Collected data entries
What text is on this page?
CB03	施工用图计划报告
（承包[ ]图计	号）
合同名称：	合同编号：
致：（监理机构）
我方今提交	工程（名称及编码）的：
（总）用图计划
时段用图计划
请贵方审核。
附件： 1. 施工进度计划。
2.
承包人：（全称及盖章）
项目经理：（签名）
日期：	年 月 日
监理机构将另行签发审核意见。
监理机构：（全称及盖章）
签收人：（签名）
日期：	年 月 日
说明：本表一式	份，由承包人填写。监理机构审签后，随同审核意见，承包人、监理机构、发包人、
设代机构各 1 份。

» Required work: Reproduce each line of the material above precisely.

» Full solution:
What text is on this page?
CB03	施工用图计划报告
（承包[ ]图计	号）
合同名称：	合同编号：
致：（监理机构）
我方今提交	工程（名称及编码）的：
（总）用图计划
时段用图计划
请贵方审核。
附件： 1. 施工进度计划。
2.
承包人：（全称及盖章）
项目经理：（签名）
日期：	年 月 日
监理机构将另行签发审核意见。
监理机构：（全称及盖章）
签收人：（签名）
日期：	年 月 日
说明：本表一式	份，由承包人填写。监理机构审签后，随同审核意见，承包人、监理机构、发包人、
设代机构各 1 份。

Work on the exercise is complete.